**The task:** Reply with one number: the count of lines in the records below that hold "dewpoint".

** Begin Supplied data **

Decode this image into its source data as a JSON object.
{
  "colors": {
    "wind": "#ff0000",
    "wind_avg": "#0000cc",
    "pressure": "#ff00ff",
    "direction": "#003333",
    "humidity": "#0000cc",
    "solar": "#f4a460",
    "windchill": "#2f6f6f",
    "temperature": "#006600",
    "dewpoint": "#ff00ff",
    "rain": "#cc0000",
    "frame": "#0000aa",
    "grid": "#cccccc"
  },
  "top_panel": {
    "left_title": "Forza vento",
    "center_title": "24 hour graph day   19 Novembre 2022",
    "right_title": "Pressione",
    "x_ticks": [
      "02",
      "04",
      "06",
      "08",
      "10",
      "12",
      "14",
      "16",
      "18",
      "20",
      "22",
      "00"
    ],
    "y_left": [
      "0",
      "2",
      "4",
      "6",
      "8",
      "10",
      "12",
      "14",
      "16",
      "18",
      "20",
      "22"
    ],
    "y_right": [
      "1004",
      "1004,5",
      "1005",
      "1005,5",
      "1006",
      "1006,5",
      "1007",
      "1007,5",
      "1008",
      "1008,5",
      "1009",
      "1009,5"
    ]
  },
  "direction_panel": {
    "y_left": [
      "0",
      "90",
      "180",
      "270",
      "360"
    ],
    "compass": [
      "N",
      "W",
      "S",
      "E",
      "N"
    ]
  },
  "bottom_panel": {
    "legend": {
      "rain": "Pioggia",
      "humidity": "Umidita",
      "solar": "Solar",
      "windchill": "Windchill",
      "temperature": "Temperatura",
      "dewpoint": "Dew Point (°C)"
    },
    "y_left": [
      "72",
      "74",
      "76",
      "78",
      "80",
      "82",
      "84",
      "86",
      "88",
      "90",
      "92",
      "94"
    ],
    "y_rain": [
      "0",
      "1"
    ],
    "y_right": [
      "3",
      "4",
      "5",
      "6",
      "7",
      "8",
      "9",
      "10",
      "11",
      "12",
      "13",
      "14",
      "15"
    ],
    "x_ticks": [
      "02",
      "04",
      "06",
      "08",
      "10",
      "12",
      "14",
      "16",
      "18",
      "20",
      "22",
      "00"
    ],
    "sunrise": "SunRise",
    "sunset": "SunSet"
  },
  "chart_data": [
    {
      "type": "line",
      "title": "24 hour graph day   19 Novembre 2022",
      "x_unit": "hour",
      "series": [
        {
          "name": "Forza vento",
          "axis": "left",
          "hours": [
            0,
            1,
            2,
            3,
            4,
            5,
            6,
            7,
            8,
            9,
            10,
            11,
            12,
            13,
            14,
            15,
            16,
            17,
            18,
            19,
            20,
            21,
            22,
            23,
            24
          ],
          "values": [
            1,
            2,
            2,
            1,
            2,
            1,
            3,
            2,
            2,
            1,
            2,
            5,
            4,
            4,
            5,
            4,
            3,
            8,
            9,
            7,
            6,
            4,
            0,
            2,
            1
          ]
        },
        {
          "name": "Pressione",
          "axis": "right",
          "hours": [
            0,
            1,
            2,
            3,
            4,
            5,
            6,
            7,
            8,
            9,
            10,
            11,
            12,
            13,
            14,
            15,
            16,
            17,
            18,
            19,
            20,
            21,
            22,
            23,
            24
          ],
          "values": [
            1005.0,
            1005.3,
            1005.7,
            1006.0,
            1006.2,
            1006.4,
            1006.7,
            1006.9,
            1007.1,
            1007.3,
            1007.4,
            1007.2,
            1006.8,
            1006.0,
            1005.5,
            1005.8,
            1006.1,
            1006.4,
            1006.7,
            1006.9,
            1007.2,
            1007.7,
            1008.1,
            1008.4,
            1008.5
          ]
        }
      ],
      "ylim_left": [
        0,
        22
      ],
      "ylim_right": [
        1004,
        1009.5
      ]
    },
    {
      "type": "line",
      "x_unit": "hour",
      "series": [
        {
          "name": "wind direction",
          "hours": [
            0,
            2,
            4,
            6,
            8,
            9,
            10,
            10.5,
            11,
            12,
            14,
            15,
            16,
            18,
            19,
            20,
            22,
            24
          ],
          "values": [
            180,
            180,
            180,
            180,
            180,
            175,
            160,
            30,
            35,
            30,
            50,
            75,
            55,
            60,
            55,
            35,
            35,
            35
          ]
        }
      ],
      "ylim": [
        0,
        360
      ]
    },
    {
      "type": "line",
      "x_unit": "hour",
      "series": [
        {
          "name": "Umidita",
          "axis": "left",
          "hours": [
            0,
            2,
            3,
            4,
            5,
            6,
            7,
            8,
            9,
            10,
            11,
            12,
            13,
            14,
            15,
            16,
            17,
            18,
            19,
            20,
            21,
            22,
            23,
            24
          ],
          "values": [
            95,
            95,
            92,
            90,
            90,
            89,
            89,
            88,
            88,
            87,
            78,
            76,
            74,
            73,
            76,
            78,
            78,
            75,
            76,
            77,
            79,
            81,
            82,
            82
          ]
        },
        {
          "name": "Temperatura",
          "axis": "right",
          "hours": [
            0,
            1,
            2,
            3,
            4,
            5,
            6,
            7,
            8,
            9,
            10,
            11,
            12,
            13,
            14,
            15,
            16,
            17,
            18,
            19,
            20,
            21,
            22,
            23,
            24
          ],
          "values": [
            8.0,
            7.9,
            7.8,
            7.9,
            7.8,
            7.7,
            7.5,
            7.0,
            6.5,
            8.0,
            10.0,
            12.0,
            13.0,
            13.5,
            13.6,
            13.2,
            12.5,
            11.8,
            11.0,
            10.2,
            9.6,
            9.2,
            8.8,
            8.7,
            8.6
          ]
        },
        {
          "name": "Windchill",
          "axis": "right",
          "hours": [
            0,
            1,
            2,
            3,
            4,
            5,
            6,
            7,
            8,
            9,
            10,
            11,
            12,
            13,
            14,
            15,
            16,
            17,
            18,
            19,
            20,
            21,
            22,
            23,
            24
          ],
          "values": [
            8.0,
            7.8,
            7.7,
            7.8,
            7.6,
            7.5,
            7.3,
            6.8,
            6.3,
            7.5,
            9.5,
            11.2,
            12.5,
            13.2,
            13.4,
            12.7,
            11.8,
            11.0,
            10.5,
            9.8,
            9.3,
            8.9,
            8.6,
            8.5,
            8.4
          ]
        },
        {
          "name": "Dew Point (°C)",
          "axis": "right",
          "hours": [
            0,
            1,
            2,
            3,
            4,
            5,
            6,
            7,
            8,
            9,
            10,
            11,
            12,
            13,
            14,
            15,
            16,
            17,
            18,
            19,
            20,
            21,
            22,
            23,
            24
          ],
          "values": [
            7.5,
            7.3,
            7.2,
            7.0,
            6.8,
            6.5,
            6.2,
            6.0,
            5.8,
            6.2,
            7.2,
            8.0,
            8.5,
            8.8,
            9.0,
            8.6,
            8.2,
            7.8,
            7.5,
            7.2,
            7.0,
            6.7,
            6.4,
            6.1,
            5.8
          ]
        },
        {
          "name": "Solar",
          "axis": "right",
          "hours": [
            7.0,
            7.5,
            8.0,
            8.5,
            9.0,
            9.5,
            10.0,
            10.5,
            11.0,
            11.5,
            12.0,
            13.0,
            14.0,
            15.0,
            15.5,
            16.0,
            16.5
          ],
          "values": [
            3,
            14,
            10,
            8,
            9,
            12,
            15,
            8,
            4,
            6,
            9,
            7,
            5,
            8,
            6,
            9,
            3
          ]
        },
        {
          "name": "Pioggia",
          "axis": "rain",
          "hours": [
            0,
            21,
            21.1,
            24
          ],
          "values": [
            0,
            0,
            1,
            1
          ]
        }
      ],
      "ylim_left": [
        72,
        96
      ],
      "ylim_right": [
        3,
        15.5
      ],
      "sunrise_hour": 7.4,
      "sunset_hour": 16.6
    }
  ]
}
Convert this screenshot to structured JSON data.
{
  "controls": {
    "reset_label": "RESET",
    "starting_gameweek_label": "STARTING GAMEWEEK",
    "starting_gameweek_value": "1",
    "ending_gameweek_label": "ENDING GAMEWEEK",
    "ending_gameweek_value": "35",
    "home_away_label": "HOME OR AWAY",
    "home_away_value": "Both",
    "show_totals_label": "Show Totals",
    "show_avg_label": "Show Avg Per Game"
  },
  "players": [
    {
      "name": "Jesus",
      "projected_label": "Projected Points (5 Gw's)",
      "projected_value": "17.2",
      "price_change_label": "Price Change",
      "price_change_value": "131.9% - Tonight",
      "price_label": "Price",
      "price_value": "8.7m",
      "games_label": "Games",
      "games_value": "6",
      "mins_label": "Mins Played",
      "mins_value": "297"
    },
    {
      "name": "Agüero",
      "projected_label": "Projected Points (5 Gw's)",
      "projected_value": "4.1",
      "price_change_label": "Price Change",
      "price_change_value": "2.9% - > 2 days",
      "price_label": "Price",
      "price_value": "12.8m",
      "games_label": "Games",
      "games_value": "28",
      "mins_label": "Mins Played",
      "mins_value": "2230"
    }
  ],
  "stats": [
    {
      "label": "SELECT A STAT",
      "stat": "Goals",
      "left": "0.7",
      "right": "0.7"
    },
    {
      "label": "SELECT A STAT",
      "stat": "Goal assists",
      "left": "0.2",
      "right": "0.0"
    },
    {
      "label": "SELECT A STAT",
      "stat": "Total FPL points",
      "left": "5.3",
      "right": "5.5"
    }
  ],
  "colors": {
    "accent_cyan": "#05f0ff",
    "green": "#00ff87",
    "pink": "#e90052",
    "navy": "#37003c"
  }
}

** End Supplied data **

**Answer to this exercise:** 2